(Dataset rows about figures)

=-=-=

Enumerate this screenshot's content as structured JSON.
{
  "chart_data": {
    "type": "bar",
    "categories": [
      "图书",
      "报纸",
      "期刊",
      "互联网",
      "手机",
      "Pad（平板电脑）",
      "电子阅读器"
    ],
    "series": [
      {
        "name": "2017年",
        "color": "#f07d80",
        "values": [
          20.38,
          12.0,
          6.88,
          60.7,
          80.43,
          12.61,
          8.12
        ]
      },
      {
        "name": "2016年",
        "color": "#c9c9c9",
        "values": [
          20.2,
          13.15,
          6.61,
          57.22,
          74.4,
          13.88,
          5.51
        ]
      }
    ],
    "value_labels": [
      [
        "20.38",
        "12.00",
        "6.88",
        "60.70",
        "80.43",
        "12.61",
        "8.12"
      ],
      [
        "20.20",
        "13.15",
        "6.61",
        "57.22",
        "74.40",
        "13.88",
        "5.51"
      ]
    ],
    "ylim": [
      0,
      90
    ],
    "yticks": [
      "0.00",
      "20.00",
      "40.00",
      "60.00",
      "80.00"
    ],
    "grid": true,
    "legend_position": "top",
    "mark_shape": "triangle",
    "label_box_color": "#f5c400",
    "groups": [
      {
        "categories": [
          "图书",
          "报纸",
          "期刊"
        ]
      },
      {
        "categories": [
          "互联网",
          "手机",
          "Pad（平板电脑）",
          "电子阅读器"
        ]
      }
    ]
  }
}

=-=-=

Stated exercise
Write each line above out exactly.

Result of this task
Enumerate this screenshot's content as structured JSON.
{
  "chart_data": {
    "type": "bar",
    "categories": [
      "图书",
      "报纸",
      "期刊",
      "互联网",
      "手机",
      "Pad（平板电脑）",
      "电子阅读器"
    ],
    "series": [
      {
        "name": "2017年",
        "color": "#f07d80",
        "values": [
          20.38,
          12.0,
          6.88,
          60.7,
          80.43,
          12.61,
          8.12
        ]
      },
      {
        "name": "2016年",
        "color": "#c9c9c9",
        "values": [
          20.2,
          13.15,
          6.61,
          57.22,
          74.4,
          13.88,
          5.51
        ]
      }
    ],
    "value_labels": [
      [
        "20.38",
        "12.00",
        "6.88",
        "60.70",
        "80.43",
        "12.61",
        "8.12"
      ],
      [
        "20.20",
        "13.15",
        "6.61",
        "57.22",
        "74.40",
        "13.88",
        "5.51"
      ]
    ],
    "ylim": [
      0,
      90
    ],
    "yticks": [
      "0.00",
      "20.00",
      "40.00",
      "60.00",
      "80.00"
    ],
    "grid": true,
    "legend_position": "top",
    "mark_shape": "triangle",
    "label_box_color": "#f5c400",
    "groups": [
      {
        "categories": [
          "图书",
          "报纸",
          "期刊"
        ]
      },
      {
        "categories": [
          "互联网",
          "手机",
          "Pad（平板电脑）",
          "电子阅读器"
        ]
      }
    ]
  }
}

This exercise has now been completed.